··· EXERCISE INPUTS ···

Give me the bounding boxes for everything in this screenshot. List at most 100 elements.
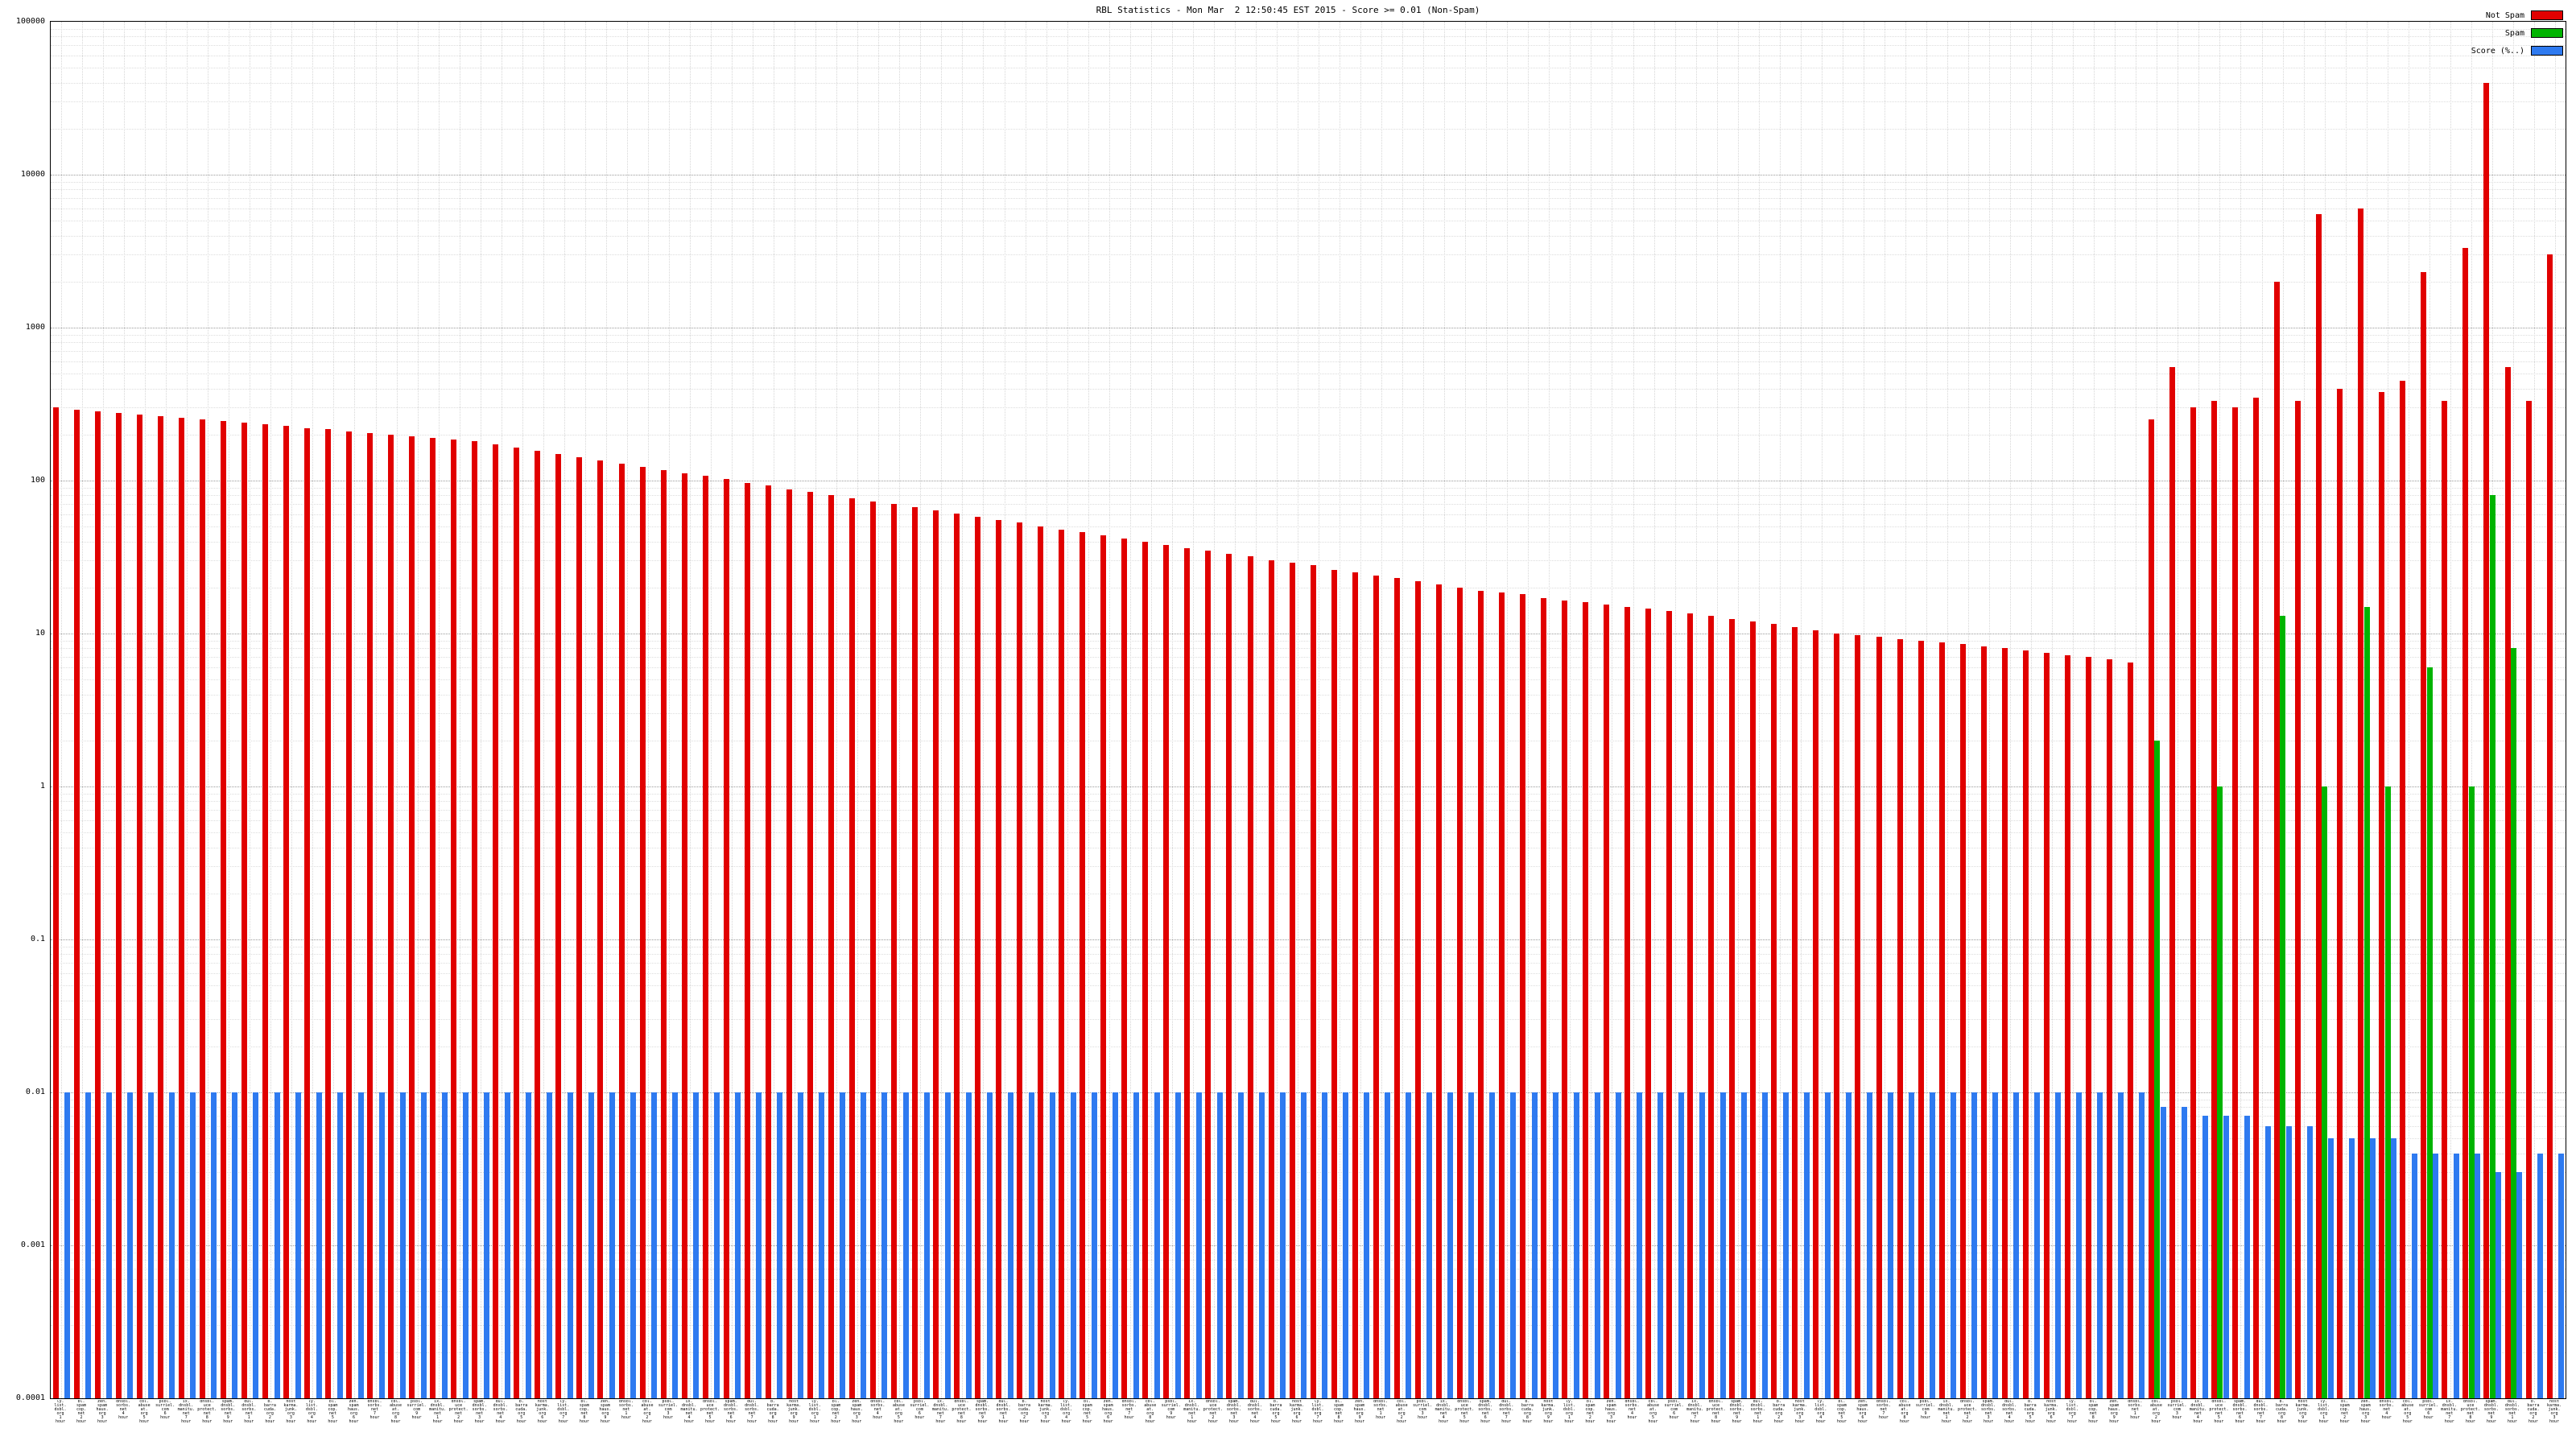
bar-score xyxy=(2453,1153,2459,1398)
gridline-vertical xyxy=(2261,22,2263,1398)
bar-not-spam xyxy=(157,415,163,1398)
bar-not-spam xyxy=(1247,556,1253,1398)
gridline-minor xyxy=(51,1019,2566,1021)
bar-score xyxy=(588,1092,594,1398)
bar-not-spam xyxy=(1729,618,1736,1398)
gridline-minor xyxy=(51,1279,2566,1281)
gridline-vertical xyxy=(82,22,84,1398)
x-tick-label: zen. spam haus. org 9 hour xyxy=(1353,1400,1366,1424)
gridline-vertical xyxy=(2324,22,2326,1398)
x-tick-label: b. barra cuda. org 8 hour xyxy=(2276,1400,2289,1424)
bar-not-spam xyxy=(1059,529,1065,1398)
y-tick-label: 10 xyxy=(35,629,45,638)
x-tick-label: zen. spam haus. org 6 hour xyxy=(1102,1400,1115,1424)
gridline-vertical xyxy=(605,22,607,1398)
bar-not-spam xyxy=(1876,637,1882,1398)
x-tick-label: dnsbl. uce protect. net 8 hour xyxy=(2460,1400,2480,1424)
gridline-vertical xyxy=(626,22,628,1398)
bar-score xyxy=(2034,1092,2041,1398)
bar-score xyxy=(2139,1092,2145,1398)
bar-not-spam xyxy=(1100,535,1107,1398)
bar-not-spam xyxy=(1163,544,1170,1398)
gridline-vertical xyxy=(1255,22,1257,1398)
x-tick-label: host karma. junk. org 6 hour xyxy=(1289,1400,1304,1424)
bar-score xyxy=(504,1092,510,1398)
x-tick-label: dul. dnsbl. sorbs. net 4 hour xyxy=(493,1400,508,1424)
gridline-minor xyxy=(51,1107,2566,1108)
bar-not-spam xyxy=(1604,604,1610,1398)
gridline-vertical xyxy=(2471,22,2472,1398)
x-tick-label: host karma. junk. org 6 hour xyxy=(2044,1400,2059,1424)
bar-score xyxy=(2264,1126,2271,1398)
gridline-vertical xyxy=(522,22,523,1398)
bar-score xyxy=(1636,1092,1642,1398)
bar-score xyxy=(2181,1107,2187,1398)
gridline-minor xyxy=(51,181,2566,183)
x-tick-label: psbl. surriel. com 3 hour xyxy=(2167,1400,2187,1420)
gridline-minor xyxy=(51,28,2566,30)
gridline-vertical xyxy=(1046,22,1047,1398)
x-tick-label: psbl. surriel. com 6 hour xyxy=(155,1400,175,1420)
legend-label: Score (%..) xyxy=(2471,46,2524,56)
bar-not-spam xyxy=(2462,248,2469,1398)
bar-not-spam xyxy=(1938,642,1945,1398)
gridline-minor xyxy=(51,963,2566,964)
gridline-vertical xyxy=(711,22,712,1398)
gridline-minor xyxy=(51,694,2566,696)
bar-not-spam xyxy=(954,513,960,1398)
bar-not-spam xyxy=(1918,640,1924,1398)
gridline-minor xyxy=(51,254,2566,256)
bar-score xyxy=(1867,1092,1873,1398)
x-tick-label: spam. dnsbl. sorbs. net 3 hour xyxy=(1981,1400,1996,1424)
gridline-minor xyxy=(51,657,2566,658)
bar-score xyxy=(1951,1092,1957,1398)
y-tick-label: 1 xyxy=(39,782,45,791)
bar-not-spam xyxy=(451,440,457,1398)
bar-score xyxy=(1824,1092,1831,1398)
bar-score xyxy=(2390,1138,2396,1398)
gridline-minor xyxy=(51,1352,2566,1353)
gridline-minor xyxy=(51,973,2566,975)
gridline-minor xyxy=(51,801,2566,803)
bar-spam xyxy=(2217,786,2223,1398)
bar-score xyxy=(1049,1092,1055,1398)
x-tick-label: zen. spam haus. org 3 hour xyxy=(96,1400,109,1424)
x-tick-label: cbl. abuse at. org 2 hour xyxy=(2149,1400,2162,1424)
x-tick-label: spam. dnsbl. sorbs. net 9 hour xyxy=(1729,1400,1744,1424)
gridline-vertical xyxy=(1633,22,1634,1398)
bar-score xyxy=(986,1092,993,1398)
x-tick-label: cbl. abuse at. org 5 hour xyxy=(1647,1400,1660,1424)
bar-score xyxy=(1280,1092,1286,1398)
gridline-vertical xyxy=(1507,22,1509,1398)
chart-title: RBL Statistics - Mon Mar 2 12:50:45 EST … xyxy=(1096,5,1480,15)
bar-score xyxy=(253,1092,259,1398)
bar-score xyxy=(2348,1138,2355,1398)
bar-score xyxy=(1468,1092,1475,1398)
x-tick-label: psbl. surriel. com 6 hour xyxy=(1664,1400,1684,1420)
gridline-vertical xyxy=(1737,22,1739,1398)
bar-score xyxy=(1699,1092,1705,1398)
gridline-vertical xyxy=(1088,22,1089,1398)
bar-not-spam xyxy=(975,516,981,1398)
x-tick-label: cbl. abuse at. org 2 hour xyxy=(641,1400,654,1424)
gridline-minor xyxy=(51,667,2566,669)
bar-not-spam xyxy=(1310,565,1316,1398)
gridline-vertical xyxy=(1570,22,1571,1398)
bar-spam xyxy=(2280,616,2286,1398)
bar-score xyxy=(609,1092,616,1398)
gridline-minor xyxy=(51,407,2566,409)
x-tick-label: dnsbl. uce protect. net 5 hour xyxy=(1455,1400,1475,1424)
bar-score xyxy=(1322,1092,1328,1398)
bar-not-spam xyxy=(2421,272,2427,1398)
gridline-minor xyxy=(51,866,2566,868)
x-tick-label: cbl. abuse at. org 5 hour xyxy=(138,1400,151,1424)
x-tick-label: b. barra cuda. org 8 hour xyxy=(766,1400,779,1424)
legend-swatch-spam xyxy=(2531,28,2563,38)
bar-not-spam xyxy=(1456,587,1463,1398)
gridline-vertical xyxy=(1192,22,1194,1398)
gridline-vertical xyxy=(1444,22,1446,1398)
x-tick-label: ix. dnsbl. manitu. net 7 hour xyxy=(931,1400,949,1424)
gridline-vertical xyxy=(1465,22,1467,1398)
gridline-vertical xyxy=(1423,22,1425,1398)
gridline-minor xyxy=(51,82,2566,84)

···

▸ **WRITTEN INSTRUCTION**: Output every line of the records above verbatim, omitting the pictures.

▸ **REPLY TO THE TASK**:
Give me the bounding boxes for everything in this screenshot. List at most 100 elements.
bar-score xyxy=(2453,1153,2459,1398)
gridline-vertical xyxy=(2261,22,2263,1398)
bar-not-spam xyxy=(157,415,163,1398)
bar-not-spam xyxy=(1247,556,1253,1398)
gridline-minor xyxy=(51,1019,2566,1021)
bar-score xyxy=(588,1092,594,1398)
bar-not-spam xyxy=(1729,618,1736,1398)
gridline-minor xyxy=(51,1279,2566,1281)
gridline-vertical xyxy=(82,22,84,1398)
x-tick-label: zen. spam haus. org 9 hour xyxy=(1353,1400,1366,1424)
gridline-vertical xyxy=(2324,22,2326,1398)
x-tick-label: b. barra cuda. org 8 hour xyxy=(2276,1400,2289,1424)
bar-not-spam xyxy=(1059,529,1065,1398)
y-tick-label: 10 xyxy=(35,629,45,638)
x-tick-label: zen. spam haus. org 6 hour xyxy=(1102,1400,1115,1424)
gridline-vertical xyxy=(605,22,607,1398)
bar-not-spam xyxy=(1876,637,1882,1398)
x-tick-label: dnsbl. uce protect. net 8 hour xyxy=(2460,1400,2480,1424)
gridline-vertical xyxy=(626,22,628,1398)
bar-score xyxy=(2034,1092,2041,1398)
bar-score xyxy=(2139,1092,2145,1398)
bar-not-spam xyxy=(1100,535,1107,1398)
bar-not-spam xyxy=(1163,544,1170,1398)
gridline-vertical xyxy=(1255,22,1257,1398)
x-tick-label: host karma. junk. org 6 hour xyxy=(1289,1400,1304,1424)
bar-score xyxy=(504,1092,510,1398)
x-tick-label: dul. dnsbl. sorbs. net 4 hour xyxy=(493,1400,508,1424)
gridline-minor xyxy=(51,1107,2566,1108)
bar-not-spam xyxy=(1604,604,1610,1398)
gridline-vertical xyxy=(2471,22,2472,1398)
x-tick-label: host karma. junk. org 6 hour xyxy=(2044,1400,2059,1424)
bar-score xyxy=(2264,1126,2271,1398)
gridline-vertical xyxy=(522,22,523,1398)
bar-score xyxy=(1636,1092,1642,1398)
bar-score xyxy=(2181,1107,2187,1398)
gridline-minor xyxy=(51,181,2566,183)
x-tick-label: psbl. surriel. com 3 hour xyxy=(2167,1400,2187,1420)
gridline-minor xyxy=(51,28,2566,30)
gridline-vertical xyxy=(1046,22,1047,1398)
x-tick-label: psbl. surriel. com 6 hour xyxy=(155,1400,175,1420)
legend-label: Score (%..) xyxy=(2471,46,2524,56)
bar-not-spam xyxy=(2462,248,2469,1398)
bar-not-spam xyxy=(1938,642,1945,1398)
gridline-minor xyxy=(51,963,2566,964)
gridline-vertical xyxy=(711,22,712,1398)
gridline-minor xyxy=(51,694,2566,696)
bar-not-spam xyxy=(954,513,960,1398)
bar-not-spam xyxy=(1918,640,1924,1398)
gridline-minor xyxy=(51,254,2566,256)
bar-score xyxy=(1867,1092,1873,1398)
x-tick-label: spam. dnsbl. sorbs. net 3 hour xyxy=(1981,1400,1996,1424)
gridline-minor xyxy=(51,657,2566,658)
bar-score xyxy=(1951,1092,1957,1398)
y-tick-label: 1 xyxy=(39,782,45,791)
bar-not-spam xyxy=(451,440,457,1398)
bar-score xyxy=(1824,1092,1831,1398)
bar-score xyxy=(2390,1138,2396,1398)
gridline-minor xyxy=(51,1352,2566,1353)
gridline-minor xyxy=(51,973,2566,975)
gridline-minor xyxy=(51,801,2566,803)
bar-spam xyxy=(2217,786,2223,1398)
bar-score xyxy=(1049,1092,1055,1398)
x-tick-label: zen. spam haus. org 3 hour xyxy=(96,1400,109,1424)
x-tick-label: cbl. abuse at. org 2 hour xyxy=(2149,1400,2162,1424)
x-tick-label: spam. dnsbl. sorbs. net 9 hour xyxy=(1729,1400,1744,1424)
gridline-vertical xyxy=(1633,22,1634,1398)
bar-score xyxy=(986,1092,993,1398)
x-tick-label: cbl. abuse at. org 5 hour xyxy=(1647,1400,1660,1424)
bar-score xyxy=(1280,1092,1286,1398)
gridline-vertical xyxy=(1507,22,1509,1398)
chart-title: RBL Statistics - Mon Mar 2 12:50:45 EST … xyxy=(1096,5,1480,15)
bar-score xyxy=(253,1092,259,1398)
bar-score xyxy=(2348,1138,2355,1398)
bar-score xyxy=(1468,1092,1475,1398)
x-tick-label: psbl. surriel. com 6 hour xyxy=(1664,1400,1684,1420)
gridline-vertical xyxy=(1737,22,1739,1398)
bar-score xyxy=(1699,1092,1705,1398)
gridline-vertical xyxy=(1088,22,1089,1398)
bar-not-spam xyxy=(975,516,981,1398)
x-tick-label: cbl. abuse at. org 2 hour xyxy=(641,1400,654,1424)
gridline-minor xyxy=(51,667,2566,669)
bar-not-spam xyxy=(1310,565,1316,1398)
gridline-vertical xyxy=(1570,22,1571,1398)
bar-spam xyxy=(2280,616,2286,1398)
bar-score xyxy=(609,1092,616,1398)
gridline-minor xyxy=(51,407,2566,409)
x-tick-label: dnsbl. uce protect. net 5 hour xyxy=(1455,1400,1475,1424)
bar-score xyxy=(1322,1092,1328,1398)
bar-not-spam xyxy=(2421,272,2427,1398)
gridline-minor xyxy=(51,866,2566,868)
x-tick-label: cbl. abuse at. org 5 hour xyxy=(138,1400,151,1424)
x-tick-label: b. barra cuda. org 8 hour xyxy=(766,1400,779,1424)
legend-swatch-spam xyxy=(2531,28,2563,38)
bar-not-spam xyxy=(1456,587,1463,1398)
gridline-vertical xyxy=(1192,22,1194,1398)
gridline-vertical xyxy=(1444,22,1446,1398)
x-tick-label: ix. dnsbl. manitu. net 7 hour xyxy=(931,1400,949,1424)
gridline-vertical xyxy=(1465,22,1467,1398)
gridline-vertical xyxy=(1423,22,1425,1398)
gridline-minor xyxy=(51,82,2566,84)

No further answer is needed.